╭─ The input

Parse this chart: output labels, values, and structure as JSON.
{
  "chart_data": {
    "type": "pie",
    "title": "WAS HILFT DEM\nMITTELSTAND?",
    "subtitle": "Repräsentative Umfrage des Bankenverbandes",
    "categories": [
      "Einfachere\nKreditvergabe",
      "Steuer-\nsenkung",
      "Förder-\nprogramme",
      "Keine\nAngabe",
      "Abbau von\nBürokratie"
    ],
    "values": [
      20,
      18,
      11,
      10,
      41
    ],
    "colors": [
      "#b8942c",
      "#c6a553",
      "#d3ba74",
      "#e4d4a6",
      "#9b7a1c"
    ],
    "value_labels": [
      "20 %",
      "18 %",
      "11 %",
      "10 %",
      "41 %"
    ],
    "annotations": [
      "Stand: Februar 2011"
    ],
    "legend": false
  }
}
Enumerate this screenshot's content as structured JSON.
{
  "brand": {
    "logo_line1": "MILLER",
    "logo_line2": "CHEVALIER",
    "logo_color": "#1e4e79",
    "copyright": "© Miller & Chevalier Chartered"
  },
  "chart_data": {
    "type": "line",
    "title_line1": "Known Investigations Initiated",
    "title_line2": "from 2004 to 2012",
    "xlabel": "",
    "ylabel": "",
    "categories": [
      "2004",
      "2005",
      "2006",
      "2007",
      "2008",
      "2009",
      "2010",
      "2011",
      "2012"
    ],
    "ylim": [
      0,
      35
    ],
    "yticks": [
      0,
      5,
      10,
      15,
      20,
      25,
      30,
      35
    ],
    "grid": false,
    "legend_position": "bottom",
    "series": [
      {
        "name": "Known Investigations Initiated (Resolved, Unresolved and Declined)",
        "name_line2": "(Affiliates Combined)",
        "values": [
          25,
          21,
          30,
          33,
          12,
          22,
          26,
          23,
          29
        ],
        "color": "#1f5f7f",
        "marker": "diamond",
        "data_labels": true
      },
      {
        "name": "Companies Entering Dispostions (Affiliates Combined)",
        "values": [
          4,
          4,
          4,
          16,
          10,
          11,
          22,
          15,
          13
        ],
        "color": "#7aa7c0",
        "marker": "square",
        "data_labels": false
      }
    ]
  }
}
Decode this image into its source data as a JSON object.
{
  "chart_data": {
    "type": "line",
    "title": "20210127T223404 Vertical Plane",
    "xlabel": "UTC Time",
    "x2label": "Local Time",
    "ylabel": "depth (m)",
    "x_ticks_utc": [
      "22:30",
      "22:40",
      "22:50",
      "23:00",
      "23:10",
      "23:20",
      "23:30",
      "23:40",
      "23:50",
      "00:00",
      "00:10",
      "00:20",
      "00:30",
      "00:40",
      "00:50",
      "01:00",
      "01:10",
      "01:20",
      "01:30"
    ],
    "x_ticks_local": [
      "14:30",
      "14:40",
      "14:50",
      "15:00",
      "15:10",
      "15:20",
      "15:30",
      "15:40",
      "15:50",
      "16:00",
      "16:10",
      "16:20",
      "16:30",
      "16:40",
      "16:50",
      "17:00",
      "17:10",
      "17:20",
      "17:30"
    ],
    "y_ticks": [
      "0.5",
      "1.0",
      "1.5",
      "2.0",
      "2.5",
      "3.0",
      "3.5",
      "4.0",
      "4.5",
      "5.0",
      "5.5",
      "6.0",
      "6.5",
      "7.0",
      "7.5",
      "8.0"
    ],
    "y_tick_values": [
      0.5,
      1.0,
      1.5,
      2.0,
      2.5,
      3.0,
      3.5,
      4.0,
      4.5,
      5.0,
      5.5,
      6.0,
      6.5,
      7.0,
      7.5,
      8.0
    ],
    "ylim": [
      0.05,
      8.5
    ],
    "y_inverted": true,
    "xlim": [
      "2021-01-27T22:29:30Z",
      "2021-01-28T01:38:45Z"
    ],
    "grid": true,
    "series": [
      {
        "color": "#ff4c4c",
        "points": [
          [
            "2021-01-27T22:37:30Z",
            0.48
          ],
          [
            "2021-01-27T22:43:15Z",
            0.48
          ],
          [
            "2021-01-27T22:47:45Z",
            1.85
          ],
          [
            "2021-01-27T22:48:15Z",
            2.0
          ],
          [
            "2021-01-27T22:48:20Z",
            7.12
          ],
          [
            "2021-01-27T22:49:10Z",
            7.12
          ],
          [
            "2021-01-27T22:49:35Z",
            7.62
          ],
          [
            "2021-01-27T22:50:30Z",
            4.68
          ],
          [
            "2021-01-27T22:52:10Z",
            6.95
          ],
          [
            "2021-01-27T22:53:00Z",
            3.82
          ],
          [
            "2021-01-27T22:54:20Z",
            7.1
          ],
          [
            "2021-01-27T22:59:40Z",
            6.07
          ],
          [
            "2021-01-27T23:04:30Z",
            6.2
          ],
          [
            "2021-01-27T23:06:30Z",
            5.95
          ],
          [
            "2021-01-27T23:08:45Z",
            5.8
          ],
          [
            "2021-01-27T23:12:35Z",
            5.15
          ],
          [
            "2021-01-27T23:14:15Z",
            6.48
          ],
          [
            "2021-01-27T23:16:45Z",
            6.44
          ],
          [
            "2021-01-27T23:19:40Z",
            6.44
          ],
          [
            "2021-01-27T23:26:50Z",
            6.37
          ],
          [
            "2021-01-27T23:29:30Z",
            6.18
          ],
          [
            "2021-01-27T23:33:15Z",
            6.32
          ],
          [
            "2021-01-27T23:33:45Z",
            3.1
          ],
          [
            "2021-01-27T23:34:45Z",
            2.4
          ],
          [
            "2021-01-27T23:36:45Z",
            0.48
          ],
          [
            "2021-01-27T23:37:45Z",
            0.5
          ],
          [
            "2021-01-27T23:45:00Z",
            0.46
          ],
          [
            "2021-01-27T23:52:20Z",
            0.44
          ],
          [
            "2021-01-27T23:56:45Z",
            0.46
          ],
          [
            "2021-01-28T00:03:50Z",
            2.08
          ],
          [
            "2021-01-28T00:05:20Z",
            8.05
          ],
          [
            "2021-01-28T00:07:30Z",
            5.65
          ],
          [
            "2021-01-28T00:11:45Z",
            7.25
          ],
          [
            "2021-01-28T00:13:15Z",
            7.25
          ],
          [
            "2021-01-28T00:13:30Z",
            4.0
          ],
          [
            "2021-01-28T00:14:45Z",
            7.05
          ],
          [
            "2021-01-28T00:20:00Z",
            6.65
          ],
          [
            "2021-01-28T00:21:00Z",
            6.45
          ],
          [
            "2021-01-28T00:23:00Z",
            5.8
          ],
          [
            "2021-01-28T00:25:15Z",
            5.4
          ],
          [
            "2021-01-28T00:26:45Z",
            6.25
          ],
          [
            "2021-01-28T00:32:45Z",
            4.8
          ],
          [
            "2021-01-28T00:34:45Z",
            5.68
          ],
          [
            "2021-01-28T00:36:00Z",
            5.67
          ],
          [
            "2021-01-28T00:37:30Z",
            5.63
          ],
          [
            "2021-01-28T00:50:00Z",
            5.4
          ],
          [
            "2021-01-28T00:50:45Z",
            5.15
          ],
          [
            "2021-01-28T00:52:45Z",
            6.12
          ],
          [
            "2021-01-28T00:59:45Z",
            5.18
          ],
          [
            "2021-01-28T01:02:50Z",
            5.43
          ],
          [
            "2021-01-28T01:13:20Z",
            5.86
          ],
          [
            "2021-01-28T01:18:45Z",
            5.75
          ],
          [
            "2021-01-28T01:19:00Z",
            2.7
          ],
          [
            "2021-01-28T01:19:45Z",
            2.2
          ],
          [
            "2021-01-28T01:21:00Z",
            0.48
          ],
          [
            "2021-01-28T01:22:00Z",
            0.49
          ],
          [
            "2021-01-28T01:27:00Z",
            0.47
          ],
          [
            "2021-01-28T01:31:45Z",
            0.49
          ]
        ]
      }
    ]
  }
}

╰─

## [Exercise prompt]
Quote all the records exactly, please, leaving none out.

## [Correct response]
Parse this chart: output labels, values, and structure as JSON.
{
  "chart_data": {
    "type": "pie",
    "title": "WAS HILFT DEM\nMITTELSTAND?",
    "subtitle": "Repräsentative Umfrage des Bankenverbandes",
    "categories": [
      "Einfachere\nKreditvergabe",
      "Steuer-\nsenkung",
      "Förder-\nprogramme",
      "Keine\nAngabe",
      "Abbau von\nBürokratie"
    ],
    "values": [
      20,
      18,
      11,
      10,
      41
    ],
    "colors": [
      "#b8942c",
      "#c6a553",
      "#d3ba74",
      "#e4d4a6",
      "#9b7a1c"
    ],
    "value_labels": [
      "20 %",
      "18 %",
      "11 %",
      "10 %",
      "41 %"
    ],
    "annotations": [
      "Stand: Februar 2011"
    ],
    "legend": false
  }
}
Enumerate this screenshot's content as structured JSON.
{
  "brand": {
    "logo_line1": "MILLER",
    "logo_line2": "CHEVALIER",
    "logo_color": "#1e4e79",
    "copyright": "© Miller & Chevalier Chartered"
  },
  "chart_data": {
    "type": "line",
    "title_line1": "Known Investigations Initiated",
    "title_line2": "from 2004 to 2012",
    "xlabel": "",
    "ylabel": "",
    "categories": [
      "2004",
      "2005",
      "2006",
      "2007",
      "2008",
      "2009",
      "2010",
      "2011",
      "2012"
    ],
    "ylim": [
      0,
      35
    ],
    "yticks": [
      0,
      5,
      10,
      15,
      20,
      25,
      30,
      35
    ],
    "grid": false,
    "legend_position": "bottom",
    "series": [
      {
        "name": "Known Investigations Initiated (Resolved, Unresolved and Declined)",
        "name_line2": "(Affiliates Combined)",
        "values": [
          25,
          21,
          30,
          33,
          12,
          22,
          26,
          23,
          29
        ],
        "color": "#1f5f7f",
        "marker": "diamond",
        "data_labels": true
      },
      {
        "name": "Companies Entering Dispostions (Affiliates Combined)",
        "values": [
          4,
          4,
          4,
          16,
          10,
          11,
          22,
          15,
          13
        ],
        "color": "#7aa7c0",
        "marker": "square",
        "data_labels": false
      }
    ]
  }
}
Decode this image into its source data as a JSON object.
{
  "chart_data": {
    "type": "line",
    "title": "20210127T223404 Vertical Plane",
    "xlabel": "UTC Time",
    "x2label": "Local Time",
    "ylabel": "depth (m)",
    "x_ticks_utc": [
      "22:30",
      "22:40",
      "22:50",
      "23:00",
      "23:10",
      "23:20",
      "23:30",
      "23:40",
      "23:50",
      "00:00",
      "00:10",
      "00:20",
      "00:30",
      "00:40",
      "00:50",
      "01:00",
      "01:10",
      "01:20",
      "01:30"
    ],
    "x_ticks_local": [
      "14:30",
      "14:40",
      "14:50",
      "15:00",
      "15:10",
      "15:20",
      "15:30",
      "15:40",
      "15:50",
      "16:00",
      "16:10",
      "16:20",
      "16:30",
      "16:40",
      "16:50",
      "17:00",
      "17:10",
      "17:20",
      "17:30"
    ],
    "y_ticks": [
      "0.5",
      "1.0",
      "1.5",
      "2.0",
      "2.5",
      "3.0",
      "3.5",
      "4.0",
      "4.5",
      "5.0",
      "5.5",
      "6.0",
      "6.5",
      "7.0",
      "7.5",
      "8.0"
    ],
    "y_tick_values": [
      0.5,
      1.0,
      1.5,
      2.0,
      2.5,
      3.0,
      3.5,
      4.0,
      4.5,
      5.0,
      5.5,
      6.0,
      6.5,
      7.0,
      7.5,
      8.0
    ],
    "ylim": [
      0.05,
      8.5
    ],
    "y_inverted": true,
    "xlim": [
      "2021-01-27T22:29:30Z",
      "2021-01-28T01:38:45Z"
    ],
    "grid": true,
    "series": [
      {
        "color": "#ff4c4c",
        "points": [
          [
            "2021-01-27T22:37:30Z",
            0.48
          ],
          [
            "2021-01-27T22:43:15Z",
            0.48
          ],
          [
            "2021-01-27T22:47:45Z",
            1.85
          ],
          [
            "2021-01-27T22:48:15Z",
            2.0
          ],
          [
            "2021-01-27T22:48:20Z",
            7.12
          ],
          [
            "2021-01-27T22:49:10Z",
            7.12
          ],
          [
            "2021-01-27T22:49:35Z",
            7.62
          ],
          [
            "2021-01-27T22:50:30Z",
            4.68
          ],
          [
            "2021-01-27T22:52:10Z",
            6.95
          ],
          [
            "2021-01-27T22:53:00Z",
            3.82
          ],
          [
            "2021-01-27T22:54:20Z",
            7.1
          ],
          [
            "2021-01-27T22:59:40Z",
            6.07
          ],
          [
            "2021-01-27T23:04:30Z",
            6.2
          ],
          [
            "2021-01-27T23:06:30Z",
            5.95
          ],
          [
            "2021-01-27T23:08:45Z",
            5.8
          ],
          [
            "2021-01-27T23:12:35Z",
            5.15
          ],
          [
            "2021-01-27T23:14:15Z",
            6.48
          ],
          [
            "2021-01-27T23:16:45Z",
            6.44
          ],
          [
            "2021-01-27T23:19:40Z",
            6.44
          ],
          [
            "2021-01-27T23:26:50Z",
            6.37
          ],
          [
            "2021-01-27T23:29:30Z",
            6.18
          ],
          [
            "2021-01-27T23:33:15Z",
            6.32
          ],
          [
            "2021-01-27T23:33:45Z",
            3.1
          ],
          [
            "2021-01-27T23:34:45Z",
            2.4
          ],
          [
            "2021-01-27T23:36:45Z",
            0.48
          ],
          [
            "2021-01-27T23:37:45Z",
            0.5
          ],
          [
            "2021-01-27T23:45:00Z",
            0.46
          ],
          [
            "2021-01-27T23:52:20Z",
            0.44
          ],
          [
            "2021-01-27T23:56:45Z",
            0.46
          ],
          [
            "2021-01-28T00:03:50Z",
            2.08
          ],
          [
            "2021-01-28T00:05:20Z",
            8.05
          ],
          [
            "2021-01-28T00:07:30Z",
            5.65
          ],
          [
            "2021-01-28T00:11:45Z",
            7.25
          ],
          [
            "2021-01-28T00:13:15Z",
            7.25
          ],
          [
            "2021-01-28T00:13:30Z",
            4.0
          ],
          [
            "2021-01-28T00:14:45Z",
            7.05
          ],
          [
            "2021-01-28T00:20:00Z",
            6.65
          ],
          [
            "2021-01-28T00:21:00Z",
            6.45
          ],
          [
            "2021-01-28T00:23:00Z",
            5.8
          ],
          [
            "2021-01-28T00:25:15Z",
            5.4
          ],
          [
            "2021-01-28T00:26:45Z",
            6.25
          ],
          [
            "2021-01-28T00:32:45Z",
            4.8
          ],
          [
            "2021-01-28T00:34:45Z",
            5.68
          ],
          [
            "2021-01-28T00:36:00Z",
            5.67
          ],
          [
            "2021-01-28T00:37:30Z",
            5.63
          ],
          [
            "2021-01-28T00:50:00Z",
            5.4
          ],
          [
            "2021-01-28T00:50:45Z",
            5.15
          ],
          [
            "2021-01-28T00:52:45Z",
            6.12
          ],
          [
            "2021-01-28T00:59:45Z",
            5.18
          ],
          [
            "2021-01-28T01:02:50Z",
            5.43
          ],
          [
            "2021-01-28T01:13:20Z",
            5.86
          ],
          [
            "2021-01-28T01:18:45Z",
            5.75
          ],
          [
            "2021-01-28T01:19:00Z",
            2.7
          ],
          [
            "2021-01-28T01:19:45Z",
            2.2
          ],
          [
            "2021-01-28T01:21:00Z",
            0.48
          ],
          [
            "2021-01-28T01:22:00Z",
            0.49
          ],
          [
            "2021-01-28T01:27:00Z",
            0.47
          ],
          [
            "2021-01-28T01:31:45Z",
            0.49
          ]
        ]
      }
    ]
  }
}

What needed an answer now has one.